Every line of the material below should be repeated exactly.

**Exercise inputs**.
╔══

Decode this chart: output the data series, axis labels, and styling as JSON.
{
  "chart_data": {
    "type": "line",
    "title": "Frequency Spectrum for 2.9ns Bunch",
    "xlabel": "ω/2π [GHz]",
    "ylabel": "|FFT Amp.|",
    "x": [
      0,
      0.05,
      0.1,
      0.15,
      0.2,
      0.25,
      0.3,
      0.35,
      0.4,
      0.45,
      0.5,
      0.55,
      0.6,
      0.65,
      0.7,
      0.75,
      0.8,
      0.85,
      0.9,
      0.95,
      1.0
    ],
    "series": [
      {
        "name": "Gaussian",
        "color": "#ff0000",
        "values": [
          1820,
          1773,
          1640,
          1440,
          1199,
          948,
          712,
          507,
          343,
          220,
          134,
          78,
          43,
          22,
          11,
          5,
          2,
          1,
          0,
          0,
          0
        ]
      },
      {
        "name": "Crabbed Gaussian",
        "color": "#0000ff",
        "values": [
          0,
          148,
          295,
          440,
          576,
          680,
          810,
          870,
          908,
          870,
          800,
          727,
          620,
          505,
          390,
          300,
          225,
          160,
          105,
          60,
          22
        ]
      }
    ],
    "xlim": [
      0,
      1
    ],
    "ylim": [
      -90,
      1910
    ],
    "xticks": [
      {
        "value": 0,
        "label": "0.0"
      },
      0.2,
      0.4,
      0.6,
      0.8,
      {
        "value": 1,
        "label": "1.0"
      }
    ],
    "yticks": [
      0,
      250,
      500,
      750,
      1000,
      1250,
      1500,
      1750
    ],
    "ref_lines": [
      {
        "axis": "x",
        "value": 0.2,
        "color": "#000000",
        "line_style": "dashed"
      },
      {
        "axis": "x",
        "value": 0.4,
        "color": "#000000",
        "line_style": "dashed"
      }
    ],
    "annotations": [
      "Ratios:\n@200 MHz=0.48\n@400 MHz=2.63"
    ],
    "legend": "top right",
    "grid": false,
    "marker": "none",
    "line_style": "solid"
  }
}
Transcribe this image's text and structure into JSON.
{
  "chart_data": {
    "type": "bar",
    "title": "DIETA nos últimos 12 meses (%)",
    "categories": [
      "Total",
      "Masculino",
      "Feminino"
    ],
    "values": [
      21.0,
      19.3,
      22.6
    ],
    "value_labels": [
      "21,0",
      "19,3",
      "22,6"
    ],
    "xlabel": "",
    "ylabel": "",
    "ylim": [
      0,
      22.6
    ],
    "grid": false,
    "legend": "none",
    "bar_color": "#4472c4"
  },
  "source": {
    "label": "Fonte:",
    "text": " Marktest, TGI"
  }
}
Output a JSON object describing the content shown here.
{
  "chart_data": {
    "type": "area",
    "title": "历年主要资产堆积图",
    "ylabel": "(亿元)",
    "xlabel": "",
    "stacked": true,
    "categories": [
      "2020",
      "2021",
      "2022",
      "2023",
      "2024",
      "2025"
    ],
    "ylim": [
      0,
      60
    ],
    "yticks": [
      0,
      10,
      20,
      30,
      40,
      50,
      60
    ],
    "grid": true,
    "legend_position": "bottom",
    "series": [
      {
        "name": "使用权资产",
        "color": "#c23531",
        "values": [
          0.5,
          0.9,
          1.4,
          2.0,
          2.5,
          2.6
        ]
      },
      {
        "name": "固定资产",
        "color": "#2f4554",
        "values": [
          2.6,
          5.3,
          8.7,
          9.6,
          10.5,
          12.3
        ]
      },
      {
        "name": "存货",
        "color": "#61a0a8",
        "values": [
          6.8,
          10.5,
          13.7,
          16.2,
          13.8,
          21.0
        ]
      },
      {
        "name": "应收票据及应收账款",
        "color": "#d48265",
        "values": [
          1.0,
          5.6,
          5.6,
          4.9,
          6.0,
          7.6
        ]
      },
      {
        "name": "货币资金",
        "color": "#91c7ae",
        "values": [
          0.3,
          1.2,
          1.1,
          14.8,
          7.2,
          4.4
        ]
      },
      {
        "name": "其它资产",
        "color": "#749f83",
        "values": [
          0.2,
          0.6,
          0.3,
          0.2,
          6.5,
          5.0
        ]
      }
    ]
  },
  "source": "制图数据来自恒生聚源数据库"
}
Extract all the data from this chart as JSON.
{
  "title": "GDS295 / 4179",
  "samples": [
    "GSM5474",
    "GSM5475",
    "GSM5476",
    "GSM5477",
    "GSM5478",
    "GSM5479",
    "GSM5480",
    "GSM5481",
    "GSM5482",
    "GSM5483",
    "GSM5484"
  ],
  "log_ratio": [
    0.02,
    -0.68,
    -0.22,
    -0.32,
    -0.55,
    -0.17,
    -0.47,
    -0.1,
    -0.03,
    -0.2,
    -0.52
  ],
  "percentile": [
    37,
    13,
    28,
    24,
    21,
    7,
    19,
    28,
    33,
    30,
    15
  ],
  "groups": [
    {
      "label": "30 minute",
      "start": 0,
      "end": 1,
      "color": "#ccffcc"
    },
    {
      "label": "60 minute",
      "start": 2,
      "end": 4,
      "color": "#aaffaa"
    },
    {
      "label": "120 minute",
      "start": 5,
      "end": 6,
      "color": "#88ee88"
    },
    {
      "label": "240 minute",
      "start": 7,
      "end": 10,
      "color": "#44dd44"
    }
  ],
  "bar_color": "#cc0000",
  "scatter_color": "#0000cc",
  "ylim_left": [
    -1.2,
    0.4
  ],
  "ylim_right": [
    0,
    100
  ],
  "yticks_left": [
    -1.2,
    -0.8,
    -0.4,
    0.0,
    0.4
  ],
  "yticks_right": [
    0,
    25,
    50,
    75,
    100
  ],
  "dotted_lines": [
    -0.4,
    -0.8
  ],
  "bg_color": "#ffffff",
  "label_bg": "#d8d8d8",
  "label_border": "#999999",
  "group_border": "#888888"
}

╚══

**Solution for this exercise**.
Decode this chart: output the data series, axis labels, and styling as JSON.
{
  "chart_data": {
    "type": "line",
    "title": "Frequency Spectrum for 2.9ns Bunch",
    "xlabel": "ω/2π [GHz]",
    "ylabel": "|FFT Amp.|",
    "x": [
      0,
      0.05,
      0.1,
      0.15,
      0.2,
      0.25,
      0.3,
      0.35,
      0.4,
      0.45,
      0.5,
      0.55,
      0.6,
      0.65,
      0.7,
      0.75,
      0.8,
      0.85,
      0.9,
      0.95,
      1.0
    ],
    "series": [
      {
        "name": "Gaussian",
        "color": "#ff0000",
        "values": [
          1820,
          1773,
          1640,
          1440,
          1199,
          948,
          712,
          507,
          343,
          220,
          134,
          78,
          43,
          22,
          11,
          5,
          2,
          1,
          0,
          0,
          0
        ]
      },
      {
        "name": "Crabbed Gaussian",
        "color": "#0000ff",
        "values": [
          0,
          148,
          295,
          440,
          576,
          680,
          810,
          870,
          908,
          870,
          800,
          727,
          620,
          505,
          390,
          300,
          225,
          160,
          105,
          60,
          22
        ]
      }
    ],
    "xlim": [
      0,
      1
    ],
    "ylim": [
      -90,
      1910
    ],
    "xticks": [
      {
        "value": 0,
        "label": "0.0"
      },
      0.2,
      0.4,
      0.6,
      0.8,
      {
        "value": 1,
        "label": "1.0"
      }
    ],
    "yticks": [
      0,
      250,
      500,
      750,
      1000,
      1250,
      1500,
      1750
    ],
    "ref_lines": [
      {
        "axis": "x",
        "value": 0.2,
        "color": "#000000",
        "line_style": "dashed"
      },
      {
        "axis": "x",
        "value": 0.4,
        "color": "#000000",
        "line_style": "dashed"
      }
    ],
    "annotations": [
      "Ratios:\n@200 MHz=0.48\n@400 MHz=2.63"
    ],
    "legend": "top right",
    "grid": false,
    "marker": "none",
    "line_style": "solid"
  }
}
Transcribe this image's text and structure into JSON.
{
  "chart_data": {
    "type": "bar",
    "title": "DIETA nos últimos 12 meses (%)",
    "categories": [
      "Total",
      "Masculino",
      "Feminino"
    ],
    "values": [
      21.0,
      19.3,
      22.6
    ],
    "value_labels": [
      "21,0",
      "19,3",
      "22,6"
    ],
    "xlabel": "",
    "ylabel": "",
    "ylim": [
      0,
      22.6
    ],
    "grid": false,
    "legend": "none",
    "bar_color": "#4472c4"
  },
  "source": {
    "label": "Fonte:",
    "text": " Marktest, TGI"
  }
}
Output a JSON object describing the content shown here.
{
  "chart_data": {
    "type": "area",
    "title": "历年主要资产堆积图",
    "ylabel": "(亿元)",
    "xlabel": "",
    "stacked": true,
    "categories": [
      "2020",
      "2021",
      "2022",
      "2023",
      "2024",
      "2025"
    ],
    "ylim": [
      0,
      60
    ],
    "yticks": [
      0,
      10,
      20,
      30,
      40,
      50,
      60
    ],
    "grid": true,
    "legend_position": "bottom",
    "series": [
      {
        "name": "使用权资产",
        "color": "#c23531",
        "values": [
          0.5,
          0.9,
          1.4,
          2.0,
          2.5,
          2.6
        ]
      },
      {
        "name": "固定资产",
        "color": "#2f4554",
        "values": [
          2.6,
          5.3,
          8.7,
          9.6,
          10.5,
          12.3
        ]
      },
      {
        "name": "存货",
        "color": "#61a0a8",
        "values": [
          6.8,
          10.5,
          13.7,
          16.2,
          13.8,
          21.0
        ]
      },
      {
        "name": "应收票据及应收账款",
        "color": "#d48265",
        "values": [
          1.0,
          5.6,
          5.6,
          4.9,
          6.0,
          7.6
        ]
      },
      {
        "name": "货币资金",
        "color": "#91c7ae",
        "values": [
          0.3,
          1.2,
          1.1,
          14.8,
          7.2,
          4.4
        ]
      },
      {
        "name": "其它资产",
        "color": "#749f83",
        "values": [
          0.2,
          0.6,
          0.3,
          0.2,
          6.5,
          5.0
        ]
      }
    ]
  },
  "source": "制图数据来自恒生聚源数据库"
}
Extract all the data from this chart as JSON.
{
  "title": "GDS295 / 4179",
  "samples": [
    "GSM5474",
    "GSM5475",
    "GSM5476",
    "GSM5477",
    "GSM5478",
    "GSM5479",
    "GSM5480",
    "GSM5481",
    "GSM5482",
    "GSM5483",
    "GSM5484"
  ],
  "log_ratio": [
    0.02,
    -0.68,
    -0.22,
    -0.32,
    -0.55,
    -0.17,
    -0.47,
    -0.1,
    -0.03,
    -0.2,
    -0.52
  ],
  "percentile": [
    37,
    13,
    28,
    24,
    21,
    7,
    19,
    28,
    33,
    30,
    15
  ],
  "groups": [
    {
      "label": "30 minute",
      "start": 0,
      "end": 1,
      "color": "#ccffcc"
    },
    {
      "label": "60 minute",
      "start": 2,
      "end": 4,
      "color": "#aaffaa"
    },
    {
      "label": "120 minute",
      "start": 5,
      "end": 6,
      "color": "#88ee88"
    },
    {
      "label": "240 minute",
      "start": 7,
      "end": 10,
      "color": "#44dd44"
    }
  ],
  "bar_color": "#cc0000",
  "scatter_color": "#0000cc",
  "ylim_left": [
    -1.2,
    0.4
  ],
  "ylim_right": [
    0,
    100
  ],
  "yticks_left": [
    -1.2,
    -0.8,
    -0.4,
    0.0,
    0.4
  ],
  "yticks_right": [
    0,
    25,
    50,
    75,
    100
  ],
  "dotted_lines": [
    -0.4,
    -0.8
  ],
  "bg_color": "#ffffff",
  "label_bg": "#d8d8d8",
  "label_border": "#999999",
  "group_border": "#888888"
}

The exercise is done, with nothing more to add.